++++ Data rows

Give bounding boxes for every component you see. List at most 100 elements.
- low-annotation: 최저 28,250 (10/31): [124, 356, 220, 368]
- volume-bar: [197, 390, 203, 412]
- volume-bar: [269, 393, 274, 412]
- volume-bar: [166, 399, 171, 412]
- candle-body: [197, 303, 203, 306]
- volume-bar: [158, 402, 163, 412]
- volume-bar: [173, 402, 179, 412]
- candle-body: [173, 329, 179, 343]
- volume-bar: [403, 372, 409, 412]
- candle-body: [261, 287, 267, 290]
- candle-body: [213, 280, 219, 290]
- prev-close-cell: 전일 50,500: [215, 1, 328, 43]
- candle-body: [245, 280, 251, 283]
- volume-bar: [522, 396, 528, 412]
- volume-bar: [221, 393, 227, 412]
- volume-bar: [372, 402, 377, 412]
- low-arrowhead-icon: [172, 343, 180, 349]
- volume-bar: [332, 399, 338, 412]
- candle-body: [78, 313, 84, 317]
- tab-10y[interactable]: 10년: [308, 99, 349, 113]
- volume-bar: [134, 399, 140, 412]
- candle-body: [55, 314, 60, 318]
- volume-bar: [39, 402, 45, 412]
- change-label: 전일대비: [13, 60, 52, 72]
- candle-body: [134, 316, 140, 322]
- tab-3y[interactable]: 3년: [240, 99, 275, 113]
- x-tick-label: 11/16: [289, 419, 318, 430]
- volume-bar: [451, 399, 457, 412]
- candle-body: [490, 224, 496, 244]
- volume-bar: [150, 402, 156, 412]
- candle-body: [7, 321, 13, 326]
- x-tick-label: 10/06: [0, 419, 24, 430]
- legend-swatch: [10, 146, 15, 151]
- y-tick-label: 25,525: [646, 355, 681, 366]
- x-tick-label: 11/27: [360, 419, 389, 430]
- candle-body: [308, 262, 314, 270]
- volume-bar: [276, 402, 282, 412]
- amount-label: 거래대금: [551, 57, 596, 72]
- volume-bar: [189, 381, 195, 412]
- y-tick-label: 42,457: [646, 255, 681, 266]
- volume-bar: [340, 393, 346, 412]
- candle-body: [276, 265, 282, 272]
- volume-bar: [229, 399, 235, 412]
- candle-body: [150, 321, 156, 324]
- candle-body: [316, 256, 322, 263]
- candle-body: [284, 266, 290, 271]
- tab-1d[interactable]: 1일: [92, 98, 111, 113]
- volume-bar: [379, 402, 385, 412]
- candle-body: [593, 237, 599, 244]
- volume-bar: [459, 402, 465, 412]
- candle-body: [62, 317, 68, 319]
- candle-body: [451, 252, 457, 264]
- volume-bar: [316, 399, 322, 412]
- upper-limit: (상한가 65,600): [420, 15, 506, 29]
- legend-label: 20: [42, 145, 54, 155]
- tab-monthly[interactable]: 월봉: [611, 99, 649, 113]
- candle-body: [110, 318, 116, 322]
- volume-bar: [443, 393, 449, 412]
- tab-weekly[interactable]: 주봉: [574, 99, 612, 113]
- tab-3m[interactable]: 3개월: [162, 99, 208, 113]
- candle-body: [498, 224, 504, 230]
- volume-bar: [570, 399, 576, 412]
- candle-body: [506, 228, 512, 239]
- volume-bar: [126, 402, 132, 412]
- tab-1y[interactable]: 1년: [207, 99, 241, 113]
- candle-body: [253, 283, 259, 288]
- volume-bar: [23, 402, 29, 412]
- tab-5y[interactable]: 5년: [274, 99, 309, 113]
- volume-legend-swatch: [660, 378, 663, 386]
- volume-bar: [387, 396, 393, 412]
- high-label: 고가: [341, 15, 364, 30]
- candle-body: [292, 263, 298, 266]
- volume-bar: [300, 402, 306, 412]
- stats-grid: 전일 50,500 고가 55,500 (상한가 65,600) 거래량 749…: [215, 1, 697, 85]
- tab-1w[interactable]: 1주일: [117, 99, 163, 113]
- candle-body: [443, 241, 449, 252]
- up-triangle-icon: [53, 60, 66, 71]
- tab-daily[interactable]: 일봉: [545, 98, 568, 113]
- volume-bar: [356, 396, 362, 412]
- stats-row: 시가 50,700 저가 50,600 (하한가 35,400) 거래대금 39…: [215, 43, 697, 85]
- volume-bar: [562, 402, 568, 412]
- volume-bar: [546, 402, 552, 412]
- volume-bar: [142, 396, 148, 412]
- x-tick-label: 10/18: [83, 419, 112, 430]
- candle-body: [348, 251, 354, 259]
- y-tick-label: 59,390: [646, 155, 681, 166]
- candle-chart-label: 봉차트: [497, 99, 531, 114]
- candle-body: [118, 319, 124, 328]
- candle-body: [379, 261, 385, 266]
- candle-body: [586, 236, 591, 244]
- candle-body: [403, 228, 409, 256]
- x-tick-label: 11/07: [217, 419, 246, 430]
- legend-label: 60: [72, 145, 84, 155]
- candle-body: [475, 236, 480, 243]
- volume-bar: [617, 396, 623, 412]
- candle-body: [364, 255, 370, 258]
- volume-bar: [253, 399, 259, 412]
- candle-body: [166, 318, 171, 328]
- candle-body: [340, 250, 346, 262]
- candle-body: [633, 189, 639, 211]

++++++++

• _Your task_: Rewrite the items above, replacing every "candle-body" with "candlestick-body" and keeping everything else the same.

• _Expected answer_:
Give bounding boxes for every component you see. List at most 100 elements.
- low-annotation: 최저 28,250 (10/31): [124, 356, 220, 368]
- volume-bar: [197, 390, 203, 412]
- volume-bar: [269, 393, 274, 412]
- volume-bar: [166, 399, 171, 412]
- candlestick-body: [197, 303, 203, 306]
- volume-bar: [158, 402, 163, 412]
- volume-bar: [173, 402, 179, 412]
- candlestick-body: [173, 329, 179, 343]
- volume-bar: [403, 372, 409, 412]
- candlestick-body: [261, 287, 267, 290]
- candlestick-body: [213, 280, 219, 290]
- prev-close-cell: 전일 50,500: [215, 1, 328, 43]
- candlestick-body: [245, 280, 251, 283]
- volume-bar: [522, 396, 528, 412]
- volume-bar: [221, 393, 227, 412]
- volume-bar: [372, 402, 377, 412]
- low-arrowhead-icon: [172, 343, 180, 349]
- volume-bar: [332, 399, 338, 412]
- candlestick-body: [78, 313, 84, 317]
- tab-10y[interactable]: 10년: [308, 99, 349, 113]
- volume-bar: [134, 399, 140, 412]
- candlestick-body: [55, 314, 60, 318]
- volume-bar: [39, 402, 45, 412]
- change-label: 전일대비: [13, 60, 52, 72]
- candlestick-body: [134, 316, 140, 322]
- tab-3y[interactable]: 3년: [240, 99, 275, 113]
- x-tick-label: 11/16: [289, 419, 318, 430]
- volume-bar: [451, 399, 457, 412]
- candlestick-body: [490, 224, 496, 244]
- volume-bar: [150, 402, 156, 412]
- candlestick-body: [7, 321, 13, 326]
- x-tick-label: 10/06: [0, 419, 24, 430]
- legend-swatch: [10, 146, 15, 151]
- y-tick-label: 25,525: [646, 355, 681, 366]
- x-tick-label: 11/27: [360, 419, 389, 430]
- candlestick-body: [308, 262, 314, 270]
- volume-bar: [276, 402, 282, 412]
- amount-label: 거래대금: [551, 57, 596, 72]
- volume-bar: [189, 381, 195, 412]
- y-tick-label: 42,457: [646, 255, 681, 266]
- volume-bar: [340, 393, 346, 412]
- candlestick-body: [276, 265, 282, 272]
- volume-bar: [229, 399, 235, 412]
- candlestick-body: [150, 321, 156, 324]
- candlestick-body: [316, 256, 322, 263]
- candlestick-body: [284, 266, 290, 271]
- tab-1d[interactable]: 1일: [92, 98, 111, 113]
- volume-bar: [379, 402, 385, 412]
- candlestick-body: [593, 237, 599, 244]
- volume-bar: [459, 402, 465, 412]
- candlestick-body: [62, 317, 68, 319]
- candlestick-body: [451, 252, 457, 264]
- volume-bar: [316, 399, 322, 412]
- upper-limit: (상한가 65,600): [420, 15, 506, 29]
- legend-label: 20: [42, 145, 54, 155]
- tab-monthly[interactable]: 월봉: [611, 99, 649, 113]
- candlestick-body: [110, 318, 116, 322]
- volume-bar: [443, 393, 449, 412]
- tab-weekly[interactable]: 주봉: [574, 99, 612, 113]
- tab-3m[interactable]: 3개월: [162, 99, 208, 113]
- candlestick-body: [498, 224, 504, 230]
- volume-bar: [570, 399, 576, 412]
- candlestick-body: [506, 228, 512, 239]
- volume-bar: [126, 402, 132, 412]
- tab-1y[interactable]: 1년: [207, 99, 241, 113]
- candlestick-body: [253, 283, 259, 288]
- volume-bar: [23, 402, 29, 412]
- tab-5y[interactable]: 5년: [274, 99, 309, 113]
- volume-legend-swatch: [660, 378, 663, 386]
- volume-bar: [387, 396, 393, 412]
- high-label: 고가: [341, 15, 364, 30]
- candlestick-body: [292, 263, 298, 266]
- volume-bar: [300, 402, 306, 412]
- stats-grid: 전일 50,500 고가 55,500 (상한가 65,600) 거래량 749…: [215, 1, 697, 85]
- tab-1w[interactable]: 1주일: [117, 99, 163, 113]
- candlestick-body: [443, 241, 449, 252]
- up-triangle-icon: [53, 60, 66, 71]
- tab-daily[interactable]: 일봉: [545, 98, 568, 113]
- volume-bar: [356, 396, 362, 412]
- stats-row: 시가 50,700 저가 50,600 (하한가 35,400) 거래대금 39…: [215, 43, 697, 85]
- volume-bar: [562, 402, 568, 412]
- volume-bar: [546, 402, 552, 412]
- volume-bar: [142, 396, 148, 412]
- x-tick-label: 10/18: [83, 419, 112, 430]
- candlestick-body: [348, 251, 354, 259]
- y-tick-label: 59,390: [646, 155, 681, 166]
- candle-chart-label: 봉차트: [497, 99, 531, 114]
- candlestick-body: [118, 319, 124, 328]
- candlestick-body: [379, 261, 385, 266]
- candlestick-body: [586, 236, 591, 244]
- candlestick-body: [403, 228, 409, 256]
- x-tick-label: 11/07: [217, 419, 246, 430]
- legend-label: 60: [72, 145, 84, 155]
- candlestick-body: [475, 236, 480, 243]
- volume-bar: [617, 396, 623, 412]
- candlestick-body: [364, 255, 370, 258]
- volume-bar: [253, 399, 259, 412]
- candlestick-body: [166, 318, 171, 328]
- candlestick-body: [340, 250, 346, 262]
- candlestick-body: [633, 189, 639, 211]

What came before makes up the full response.